#### Dataset items

** start **

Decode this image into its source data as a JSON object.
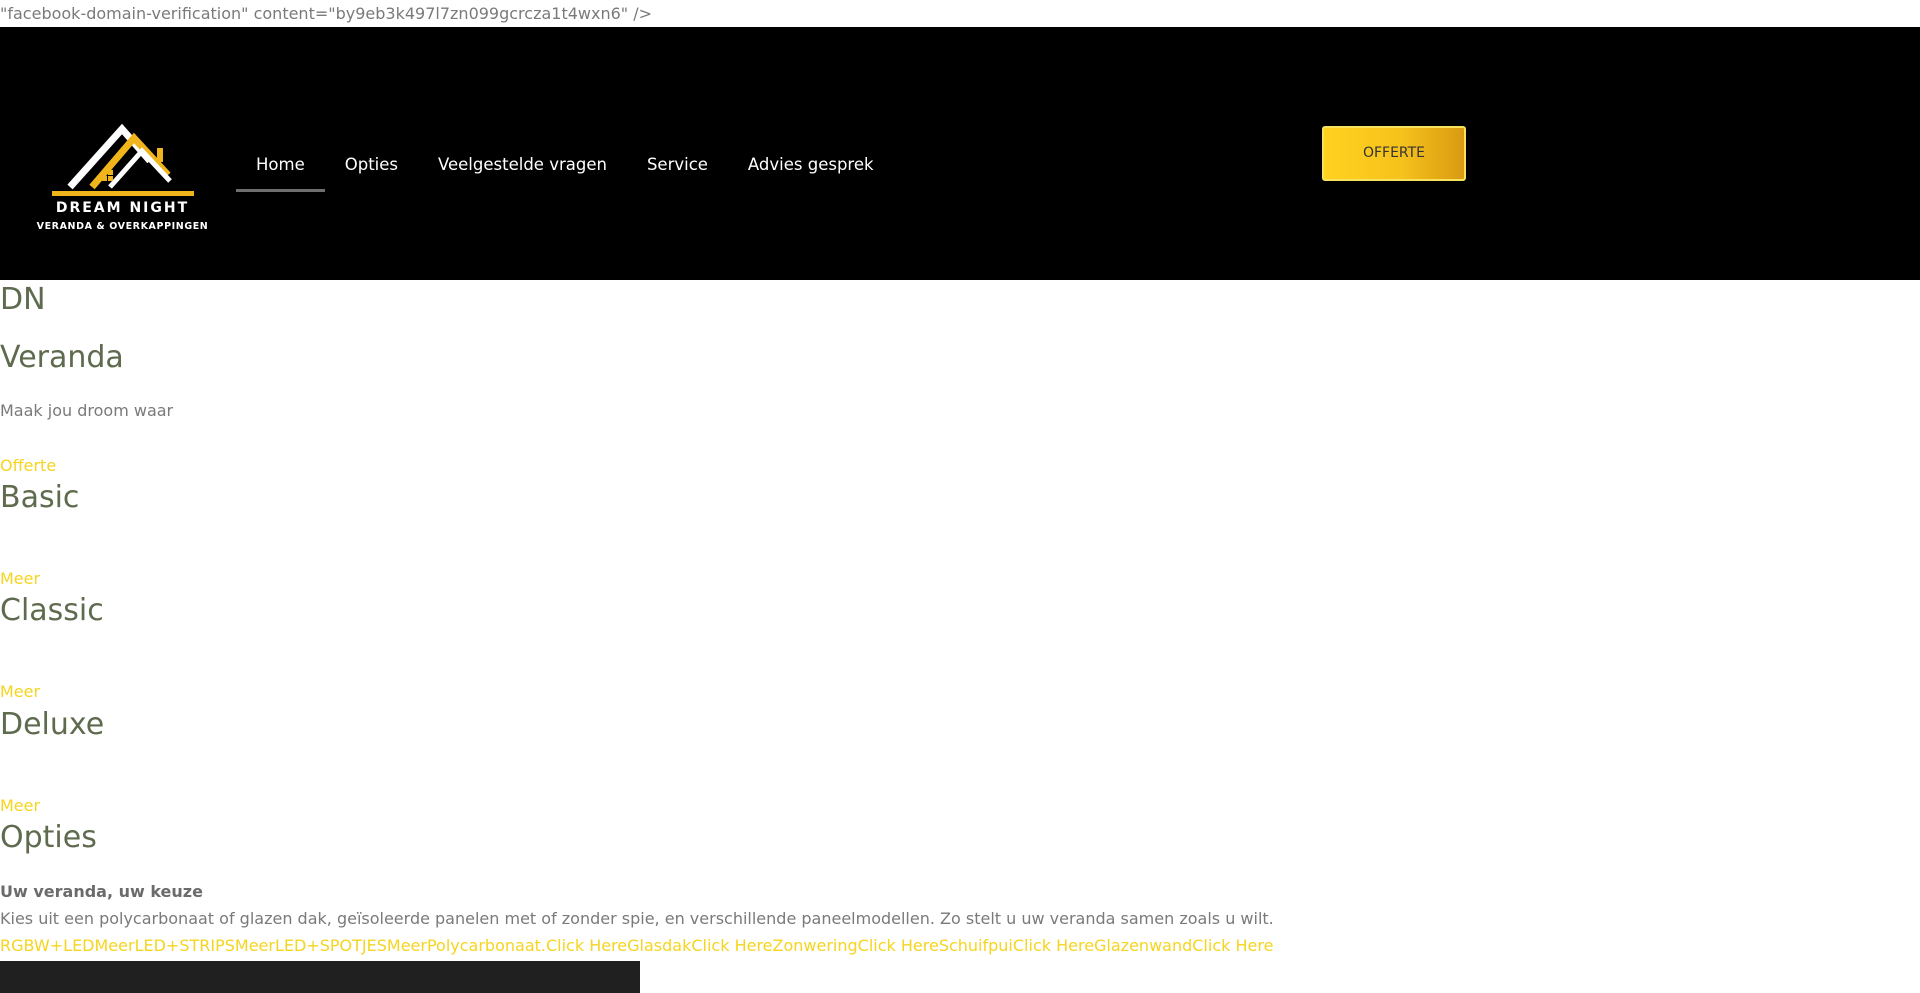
{
  "snippet": "\"facebook-domain-verification\" content=\"by9eb3k497l7zn099gcrcza1t4wxn6\" />",
  "logo": {
    "title": "DREAM NIGHT",
    "subtitle": "VERANDA & OVERKAPPINGEN",
    "accent": "#f0b51a"
  },
  "nav": {
    "items": [
      {
        "label": "Home",
        "active": true
      },
      {
        "label": "Opties"
      },
      {
        "label": "Veelgestelde vragen"
      },
      {
        "label": "Service"
      },
      {
        "label": "Advies gesprek"
      }
    ]
  },
  "header": {
    "cta_label": "OFFERTE"
  },
  "hero": {
    "line1": "DN",
    "line2": "Veranda",
    "tagline": "Maak jou droom waar",
    "cta": "Offerte"
  },
  "packages": [
    {
      "title": "Basic",
      "link": "Meer"
    },
    {
      "title": "Classic",
      "link": "Meer"
    },
    {
      "title": "Deluxe",
      "link": "Meer"
    }
  ],
  "options": {
    "title": "Opties",
    "subtitle": "Uw veranda, uw keuze",
    "description": "Kies uit een polycarbonaat of glazen dak, geïsoleerde panelen met of zonder spie, en verschillende paneelmodellen. Zo stelt u uw veranda samen zoals u wilt.",
    "links": [
      "RGBW+LED",
      "Meer",
      "LED+STRIPS",
      "Meer",
      "LED+SPOTJES",
      "Meer",
      "Polycarbonaat.",
      "Click Here",
      "Glasdak",
      "Click Here",
      "Zonwering",
      "Click Here",
      "Schuifpui",
      "Click Here",
      "Glazenwand",
      "Click Here"
    ]
  }
}
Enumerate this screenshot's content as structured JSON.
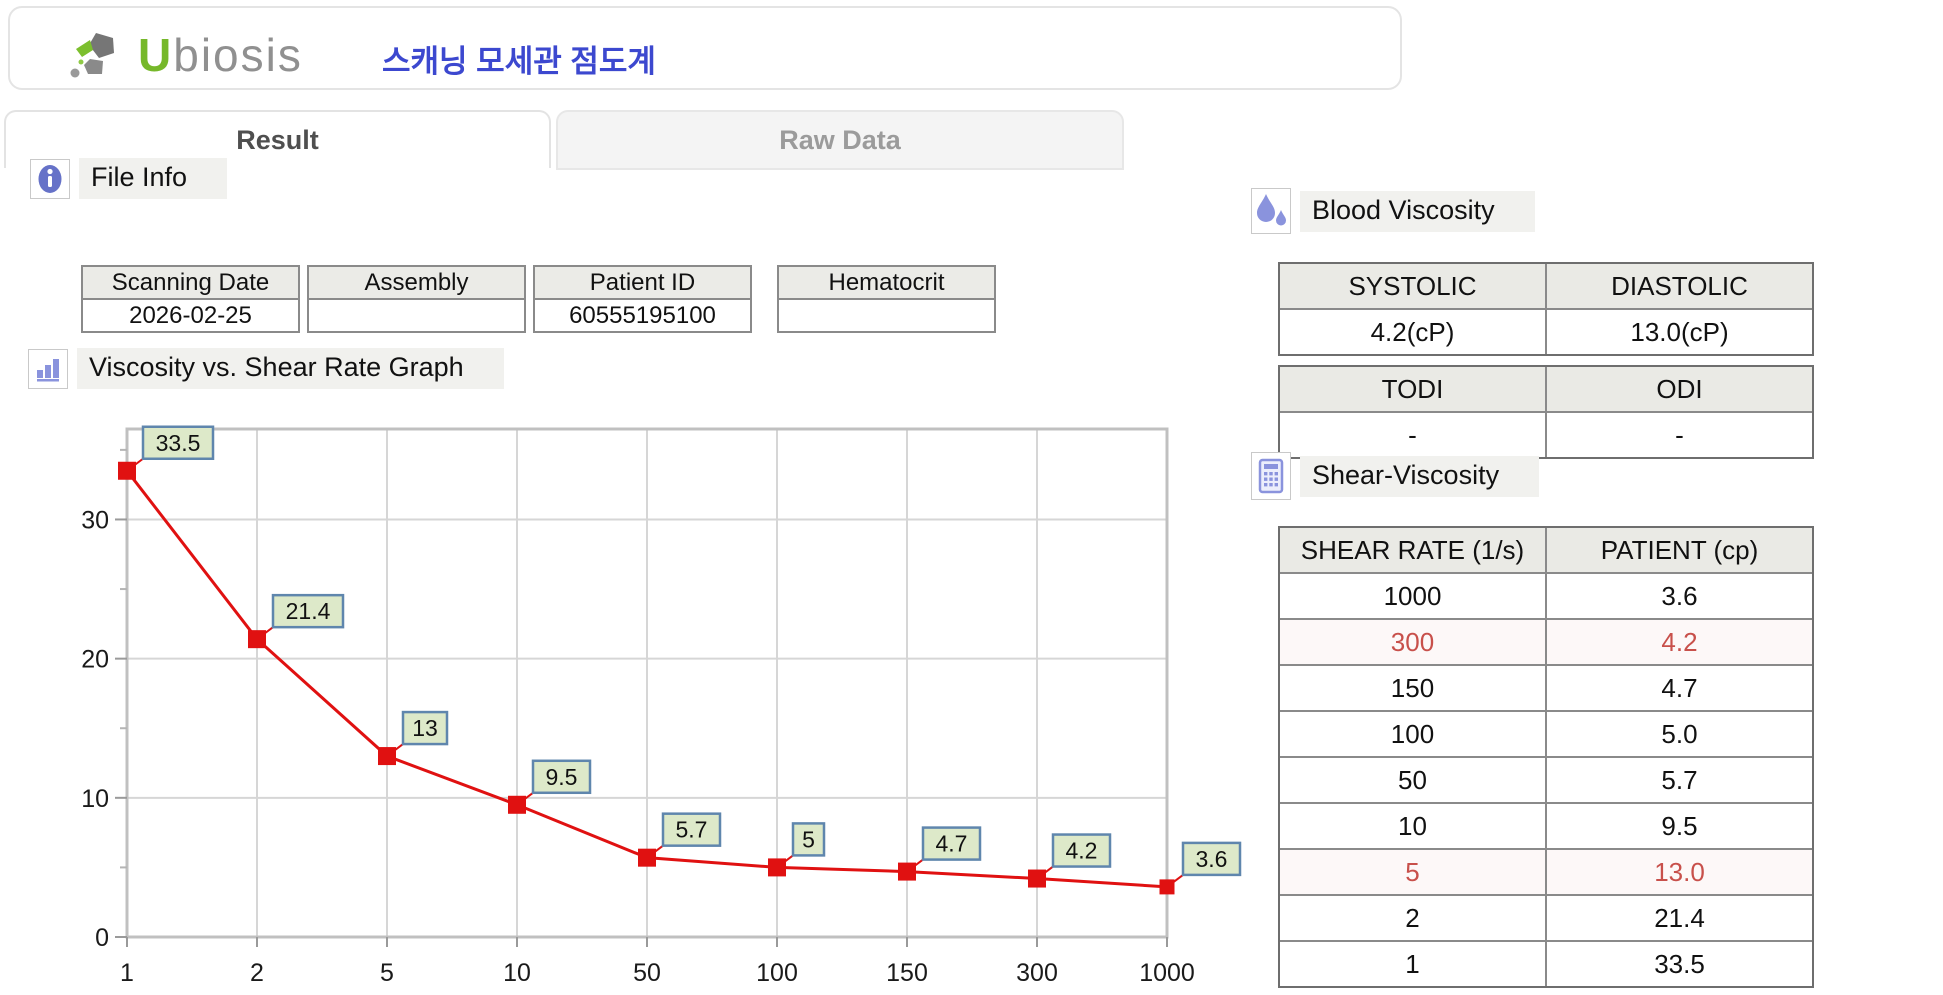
{
  "header": {
    "logo_u": "U",
    "logo_rest": "biosis",
    "app_title": "스캐닝 모세관 점도계"
  },
  "tabs": [
    {
      "label": "Result",
      "active": true
    },
    {
      "label": "Raw Data",
      "active": false
    }
  ],
  "file_info": {
    "section_title": "File Info",
    "fields": [
      {
        "label": "Scanning Date",
        "value": "2026-02-25"
      },
      {
        "label": "Assembly",
        "value": ""
      },
      {
        "label": "Patient ID",
        "value": "60555195100"
      },
      {
        "label": "Hematocrit",
        "value": ""
      }
    ]
  },
  "graph_section": {
    "title": "Viscosity vs. Shear Rate Graph"
  },
  "chart_data": {
    "type": "line",
    "title": "Viscosity vs. Shear Rate Graph",
    "categories": [
      "1",
      "2",
      "5",
      "10",
      "50",
      "100",
      "150",
      "300",
      "1000"
    ],
    "values": [
      33.5,
      21.4,
      13,
      9.5,
      5.7,
      5,
      4.7,
      4.2,
      3.6
    ],
    "point_labels": [
      "33.5",
      "21.4",
      "13",
      "9.5",
      "5.7",
      "5",
      "4.7",
      "4.2",
      "3.6"
    ],
    "xlabel": "",
    "ylabel": "",
    "ylim": [
      0,
      36.5
    ],
    "yticks": [
      0,
      10,
      20,
      30
    ],
    "minor_yticks": [
      5,
      15,
      25,
      35
    ],
    "grid": true,
    "legend": false,
    "marker": "square"
  },
  "blood_viscosity": {
    "section_title": "Blood Viscosity",
    "table1": {
      "headers": [
        "SYSTOLIC",
        "DIASTOLIC"
      ],
      "values": [
        "4.2(cP)",
        "13.0(cP)"
      ]
    },
    "table2": {
      "headers": [
        "TODI",
        "ODI"
      ],
      "values": [
        "-",
        "-"
      ]
    }
  },
  "shear_viscosity": {
    "section_title": "Shear-Viscosity",
    "headers": [
      "SHEAR RATE (1/s)",
      "PATIENT (cp)"
    ],
    "rows": [
      {
        "rate": "1000",
        "patient": "3.6",
        "highlight": false
      },
      {
        "rate": "300",
        "patient": "4.2",
        "highlight": true
      },
      {
        "rate": "150",
        "patient": "4.7",
        "highlight": false
      },
      {
        "rate": "100",
        "patient": "5.0",
        "highlight": false
      },
      {
        "rate": "50",
        "patient": "5.7",
        "highlight": false
      },
      {
        "rate": "10",
        "patient": "9.5",
        "highlight": false
      },
      {
        "rate": "5",
        "patient": "13.0",
        "highlight": true
      },
      {
        "rate": "2",
        "patient": "21.4",
        "highlight": false
      },
      {
        "rate": "1",
        "patient": "33.5",
        "highlight": false
      }
    ]
  },
  "colors": {
    "accent_red": "#c8504b",
    "series_red": "#e01111",
    "label_box_bg": "#dde9c9",
    "label_box_border": "#5f86ad",
    "grid_gray": "#d6d6d6",
    "plot_border": "#c0c0c0",
    "title_blue": "#3c48cf",
    "logo_green": "#76b82a",
    "icon_purple": "#8a93dd"
  }
}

** end **

#### EXERCISE TASK
Isolate each line of the listing above that includes "this". Copy it.

#### COMPLETE OUTPUT
Decode this image into its source data as a JSON object.
Enumerate this screenshot's content as structured JSON.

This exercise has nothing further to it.